#### [Exercise input]
######
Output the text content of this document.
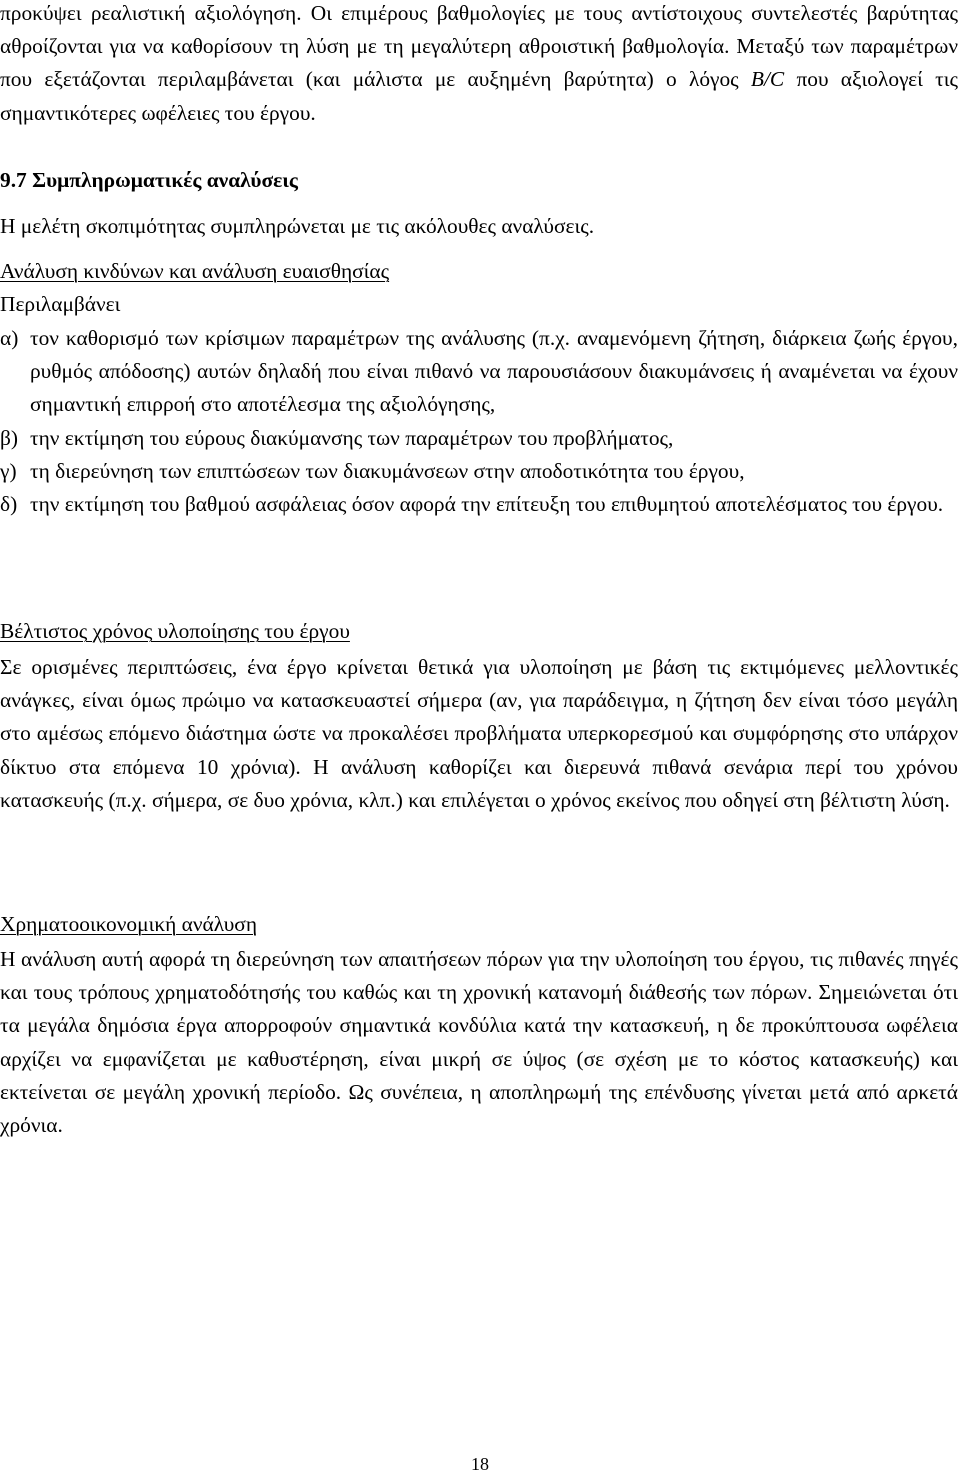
προκύψει ρεαλιστική αξιολόγηση. Οι επιμέρους βαθμολογίες με τους αντίστοιχους συντελεστές βαρύτητας αθροίζονται για να καθορίσουν τη λύση με τη μεγαλύτερη αθροιστική βαθμολογία. Μεταξύ των παραμέτρων που εξετάζονται περιλαμβάνεται (και μάλιστα με αυξημένη βαρύτητα) ο λόγος B/C που αξιολογεί τις σημαντικότερες ωφέλειες του έργου.
9.7 Συμπληρωματικές αναλύσεις
Η μελέτη σκοπιμότητας συμπληρώνεται με τις ακόλουθες αναλύσεις.
Ανάλυση κινδύνων και ανάλυση ευαισθησίας
Περιλαμβάνει
α) τον καθορισμό των κρίσιμων παραμέτρων της ανάλυσης (π.χ. αναμενόμενη ζήτηση, διάρκεια ζωής έργου, ρυθμός απόδοσης) αυτών δηλαδή που είναι πιθανό να παρουσιάσουν διακυμάνσεις ή αναμένεται να έχουν σημαντική επιρροή στο αποτέλεσμα της αξιολόγησης,
β) την εκτίμηση του εύρους διακύμανσης των παραμέτρων του προβλήματος,
γ) τη διερεύνηση των επιπτώσεων των διακυμάνσεων στην αποδοτικότητα του έργου,
δ) την εκτίμηση του βαθμού ασφάλειας όσον αφορά την επίτευξη του επιθυμητού αποτελέσματος του έργου.
Βέλτιστος χρόνος υλοποίησης του έργου
Σε ορισμένες περιπτώσεις, ένα έργο κρίνεται θετικά για υλοποίηση με βάση τις εκτιμόμενες μελλοντικές ανάγκες, είναι όμως πρώιμο να κατασκευαστεί σήμερα (αν, για παράδειγμα, η ζήτηση δεν είναι τόσο μεγάλη στο αμέσως επόμενο διάστημα ώστε να προκαλέσει προβλήματα υπερκορεσμού και συμφόρησης στο υπάρχον δίκτυο στα επόμενα 10 χρόνια). Η ανάλυση καθορίζει και διερευνά πιθανά σενάρια περί του χρόνου κατασκευής (π.χ. σήμερα, σε δυο χρόνια, κλπ.) και επιλέγεται ο χρόνος εκείνος που οδηγεί στη βέλτιστη λύση.
Χρηματοοικονομική ανάλυση
Η ανάλυση αυτή αφορά τη διερεύνηση των απαιτήσεων πόρων για την υλοποίηση του έργου, τις πιθανές πηγές και τους τρόπους χρηματοδότησής του καθώς και τη χρονική κατανομή διάθεσής των πόρων. Σημειώνεται ότι τα μεγάλα δημόσια έργα απορροφούν σημαντικά κονδύλια κατά την κατασκευή, η δε προκύπτουσα ωφέλεια αρχίζει να εμφανίζεται με καθυστέρηση, είναι μικρή σε ύψος (σε σχέση με το κόστος κατασκευής) και εκτείνεται σε μεγάλη χρονική περίοδο. Ως συνέπεια, η αποπληρωμή της επένδυσης γίνεται μετά από αρκετά χρόνια.
18
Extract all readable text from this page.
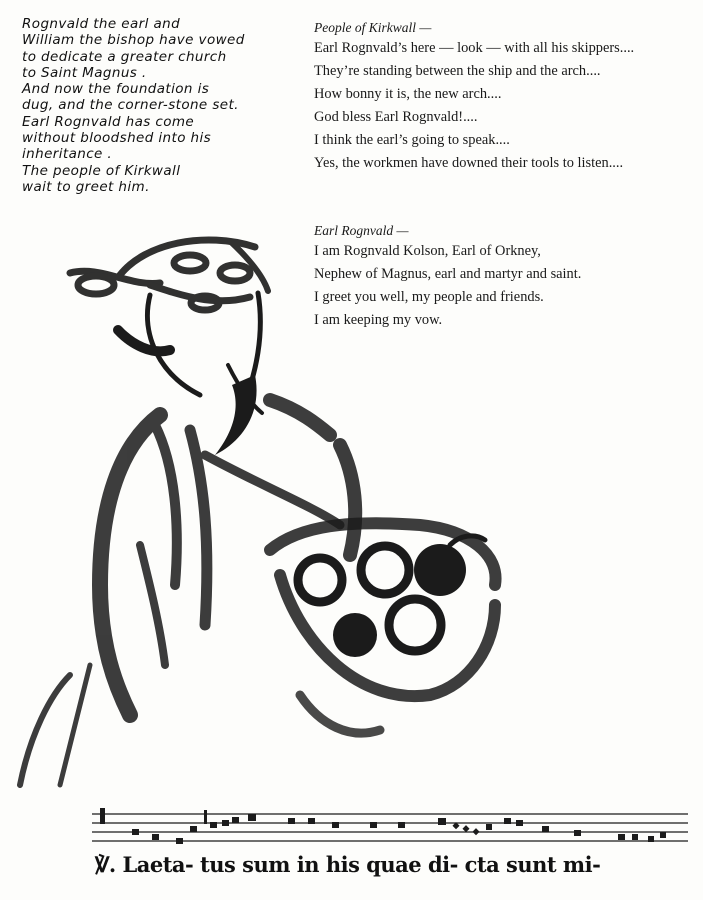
Rognvald the earl and
William the bishop have vowed
to dedicate a greater church
to Saint Magnus .
And now the foundation is
dug, and the corner-stone set.
Earl Rognvald has come
without bloodshed into his
inheritance .
The people of Kirkwall
wait to greet him.
People of Kirkwall —
Earl Rognvald’s here — look — with all his skippers....
They’re standing between the ship and the arch....
How bonny it is, the new arch....
God bless Earl Rognvald!....
I think the earl’s going to speak....
Yes, the workmen have downed their tools to listen....
Earl Rognvald —
I am Rognvald Kolson, Earl of Orkney,
Nephew of Magnus, earl and martyr and saint.
I greet you well, my people and friends.
I am keeping my vow.
℣. Laeta- tus sum in his quae di- cta sunt mi-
######
#### [What to work on]
Using the records above, pull out each line where the word "arch" occurs.

#### [Response to the exercise]
They’re standing between the ship and the arch....
How bonny it is, the new arch....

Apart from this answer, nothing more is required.